▶ **SOURCE DOCUMENT**:
***

Connie - I don't know where the wigs come from. I have a half dozen wigs in different styles and colors. Ms. Susan wants me to be a redhead for some reason.

LB - I admit that I screwed up pretty bad.

Isobel - I think a French Maid's outfit would be pretty embarrassing. I think I'll stick with the more normal clothing I have had to wear so far.

Katie - I'm surprised to find that some women like it. I guess it makes me feel a small bit better about it.

Cindy - I have to admit your posts are some of my favorites. I'm a bit alarmed to see myself with any curves.

CB - A heels test is walking in the heels and being judged on my hip sway, grace, and elegance. There are a number of good videos on Youtube, but heels are tricky to pick up on. I think I can walk better in heels than a lot of girls in my college can.

Sorry if I missed anybody.

My Name is Amber and I Paint My Toes

Not much going on here. I'm still in the doghouse and still trying to learn how to perfect my walk in heels. I painted my toes this morning so that they would look better with my open toes shoes. I'm trying very hard to wait Ms. Susan out. She wants to go shopping with me tonight--I'm not sure for what.

Monday, June 14, 2010

My Name is Amber and I Wear a Bra

Anonymous - That did not occur to me. I guess there are ways to make sure a bra isn't removed. It's weird wearing one. I can't believe some guys have to do it all the time.

MAM - Everybody tells me to get into being girly that it'll make things easier, but it's just very foreign from me and I don't think I can get into it.

Sissy Melissa - I'll keep posting pictures as long as it's required of me. The "My Name is Amber and I Wear..." titles are Ms. Susan's idea. I do think she is being too harsh and I'm hoping she will come to her senses soon.

Cindy - Wow! I've never met a woman that likes this sort of thing. I guess there's a turn on for everybody. The long red hair everybody likes is a wig. I'm a short haired brunette.

My Name is Amber and I Wear Makeup

I failed the heels test so I got them again today. I also got a major spanking last night for my attitude. I know it sounds kind of cool to have your girlfriend spank you, but I got tied over a chair and one of her friends who is quite strong warmed me up. By the time Ms. Susan was smacking my behind there were tears rolling down my cheeks. I've been working on the heels all day and it's very disturbing to hear the click clack of my own heels, but it's not easy to pick up. I think I'm better than I was

CR - Thanks for sharing your friends story, but that's just too long. I hope she won't feel the need to have this thing go on for a whole month.

Anonymous - What sissy site was this blog on? I hope you were kidding. It would explain why so many people are visiting, but I'd be very furious. Yes, I am definitely fighting this where I can.

Anonymous - A google search showed me locking heels. Nasty things that I will fight against tooth and nail. What do you mean about bras though? It seems like they're easy enough to take off.

Anonymous - I don't excuse myself of blame, but I was setup. In court it'd be called entrapment. I do know I shouldn't have cheated though I never even had sex with this other girl.

***

▶ **DATA**:

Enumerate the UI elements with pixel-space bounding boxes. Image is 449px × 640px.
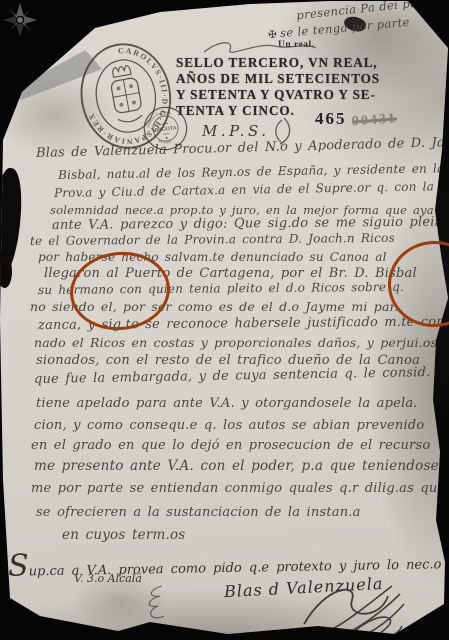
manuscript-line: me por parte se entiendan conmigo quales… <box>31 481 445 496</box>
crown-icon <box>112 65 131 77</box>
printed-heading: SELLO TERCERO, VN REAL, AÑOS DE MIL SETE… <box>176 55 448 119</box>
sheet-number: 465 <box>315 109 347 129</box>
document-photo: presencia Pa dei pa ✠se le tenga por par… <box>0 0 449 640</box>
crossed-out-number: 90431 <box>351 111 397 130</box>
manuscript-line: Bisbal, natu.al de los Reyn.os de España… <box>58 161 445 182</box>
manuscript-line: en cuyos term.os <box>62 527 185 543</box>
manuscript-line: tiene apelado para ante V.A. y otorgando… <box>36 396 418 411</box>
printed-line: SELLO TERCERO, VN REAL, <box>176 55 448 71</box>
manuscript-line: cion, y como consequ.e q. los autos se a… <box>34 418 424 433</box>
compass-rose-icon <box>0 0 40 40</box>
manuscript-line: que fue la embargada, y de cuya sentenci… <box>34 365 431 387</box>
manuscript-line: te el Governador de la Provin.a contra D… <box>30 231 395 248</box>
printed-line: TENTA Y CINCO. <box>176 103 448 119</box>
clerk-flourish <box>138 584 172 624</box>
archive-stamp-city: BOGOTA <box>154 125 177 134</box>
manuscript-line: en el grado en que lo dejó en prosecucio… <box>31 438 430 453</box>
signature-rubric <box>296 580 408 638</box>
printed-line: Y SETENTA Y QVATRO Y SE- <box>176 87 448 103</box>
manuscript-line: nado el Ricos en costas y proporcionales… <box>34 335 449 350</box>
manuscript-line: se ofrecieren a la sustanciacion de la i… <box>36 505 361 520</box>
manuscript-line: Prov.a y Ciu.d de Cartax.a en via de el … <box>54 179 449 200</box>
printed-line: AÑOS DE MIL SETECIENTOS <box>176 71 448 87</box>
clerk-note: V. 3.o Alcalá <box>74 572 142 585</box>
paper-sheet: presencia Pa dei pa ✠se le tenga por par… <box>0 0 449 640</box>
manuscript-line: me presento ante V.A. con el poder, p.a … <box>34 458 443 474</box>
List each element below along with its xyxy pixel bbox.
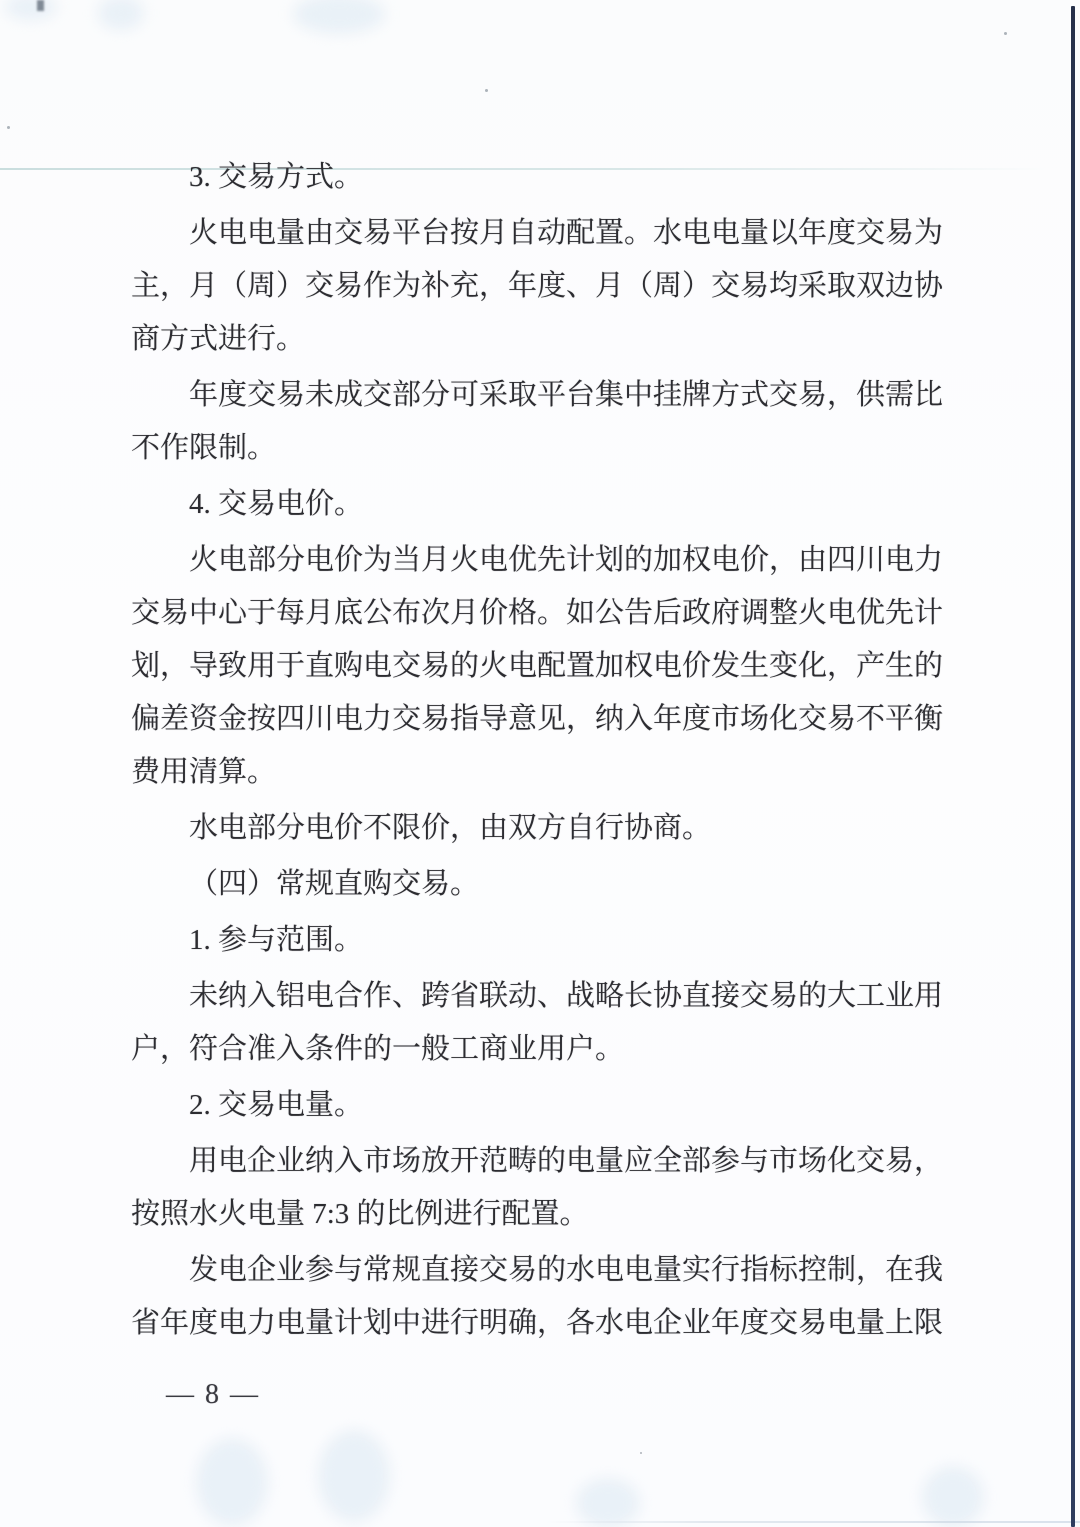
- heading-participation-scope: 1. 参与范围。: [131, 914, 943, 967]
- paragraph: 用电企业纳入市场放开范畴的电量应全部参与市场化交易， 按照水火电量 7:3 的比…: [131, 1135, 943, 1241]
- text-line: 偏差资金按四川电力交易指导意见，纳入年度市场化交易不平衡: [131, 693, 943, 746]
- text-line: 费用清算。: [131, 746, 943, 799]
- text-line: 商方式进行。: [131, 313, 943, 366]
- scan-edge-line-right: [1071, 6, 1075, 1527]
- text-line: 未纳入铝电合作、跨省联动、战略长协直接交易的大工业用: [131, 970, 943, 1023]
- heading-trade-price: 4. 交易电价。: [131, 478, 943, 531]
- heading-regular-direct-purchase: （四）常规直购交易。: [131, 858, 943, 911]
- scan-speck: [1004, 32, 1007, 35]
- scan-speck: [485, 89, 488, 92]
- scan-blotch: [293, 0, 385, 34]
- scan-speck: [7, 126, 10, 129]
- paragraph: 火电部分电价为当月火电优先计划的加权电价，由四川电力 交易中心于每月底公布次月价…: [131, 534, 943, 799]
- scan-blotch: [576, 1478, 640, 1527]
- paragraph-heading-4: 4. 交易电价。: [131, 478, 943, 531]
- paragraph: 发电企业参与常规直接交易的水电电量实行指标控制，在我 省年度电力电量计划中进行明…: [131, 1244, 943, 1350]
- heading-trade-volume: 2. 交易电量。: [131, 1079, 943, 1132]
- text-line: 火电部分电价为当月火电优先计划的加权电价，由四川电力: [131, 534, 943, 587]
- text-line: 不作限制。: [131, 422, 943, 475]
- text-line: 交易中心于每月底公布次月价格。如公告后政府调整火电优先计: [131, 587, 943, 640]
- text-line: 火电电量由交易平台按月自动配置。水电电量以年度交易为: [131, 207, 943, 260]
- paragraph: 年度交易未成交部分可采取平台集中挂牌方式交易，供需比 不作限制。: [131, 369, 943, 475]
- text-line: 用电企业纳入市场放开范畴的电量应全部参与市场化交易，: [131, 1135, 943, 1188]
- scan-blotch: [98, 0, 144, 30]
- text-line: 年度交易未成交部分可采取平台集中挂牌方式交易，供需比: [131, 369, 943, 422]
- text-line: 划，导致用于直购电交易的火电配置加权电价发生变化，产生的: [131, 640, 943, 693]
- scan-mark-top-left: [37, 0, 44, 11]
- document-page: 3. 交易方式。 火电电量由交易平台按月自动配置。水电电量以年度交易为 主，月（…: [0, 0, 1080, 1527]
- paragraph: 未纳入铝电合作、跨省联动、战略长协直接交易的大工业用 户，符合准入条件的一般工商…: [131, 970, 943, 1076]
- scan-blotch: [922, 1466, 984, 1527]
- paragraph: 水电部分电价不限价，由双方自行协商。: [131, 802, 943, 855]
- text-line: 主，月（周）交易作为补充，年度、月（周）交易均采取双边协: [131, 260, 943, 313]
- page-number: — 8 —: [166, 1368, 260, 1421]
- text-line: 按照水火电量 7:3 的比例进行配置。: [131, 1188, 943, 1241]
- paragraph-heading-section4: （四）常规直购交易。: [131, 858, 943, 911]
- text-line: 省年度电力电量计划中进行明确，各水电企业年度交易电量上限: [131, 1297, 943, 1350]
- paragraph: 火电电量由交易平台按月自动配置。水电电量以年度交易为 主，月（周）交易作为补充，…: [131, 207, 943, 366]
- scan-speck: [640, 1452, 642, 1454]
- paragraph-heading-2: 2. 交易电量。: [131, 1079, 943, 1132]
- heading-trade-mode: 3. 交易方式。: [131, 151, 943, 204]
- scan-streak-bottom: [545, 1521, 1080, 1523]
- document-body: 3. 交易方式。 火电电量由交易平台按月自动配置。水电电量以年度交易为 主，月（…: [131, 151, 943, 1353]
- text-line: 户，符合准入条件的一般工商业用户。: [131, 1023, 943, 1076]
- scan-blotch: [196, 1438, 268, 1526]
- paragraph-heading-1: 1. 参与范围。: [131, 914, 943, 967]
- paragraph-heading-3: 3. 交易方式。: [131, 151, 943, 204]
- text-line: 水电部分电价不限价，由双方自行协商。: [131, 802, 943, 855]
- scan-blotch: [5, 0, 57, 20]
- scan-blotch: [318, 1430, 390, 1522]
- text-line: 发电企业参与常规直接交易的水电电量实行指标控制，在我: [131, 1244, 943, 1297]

***

▶ **WORK TO COMPLETE**:
a – From the blog post above the records, write out again everything from "Cindy - Wow!" down to "a whole month.".
b – According to the blog post above the records, what is the writer's natural hair like?

▶ **ANSWER LIST**:
a –
Cindy - Wow! I've never met a woman that likes this sort of thing. I guess there's a turn on for everybody. The long red hair everybody likes is a wig. I'm a short haired brunette.

My Name is Amber and I Wear Makeup

I failed the heels test so I got them again today. I also got a major spanking last night for my attitude. I know it sounds kind of cool to have your girlfriend spank you, but I got tied over a chair and one of her friends who is quite strong warmed me up. By the time Ms. Susan was smacking my behind there were tears rolling down my cheeks. I've been working on the heels all day and it's very disturbing to hear the click clack of my own heels, but it's not easy to pick up. I think I'm better than I was

CR - Thanks for sharing your friends story, but that's just too long. I hope she won't feel the need to have this thing go on for a whole month.

b – Short and brunette.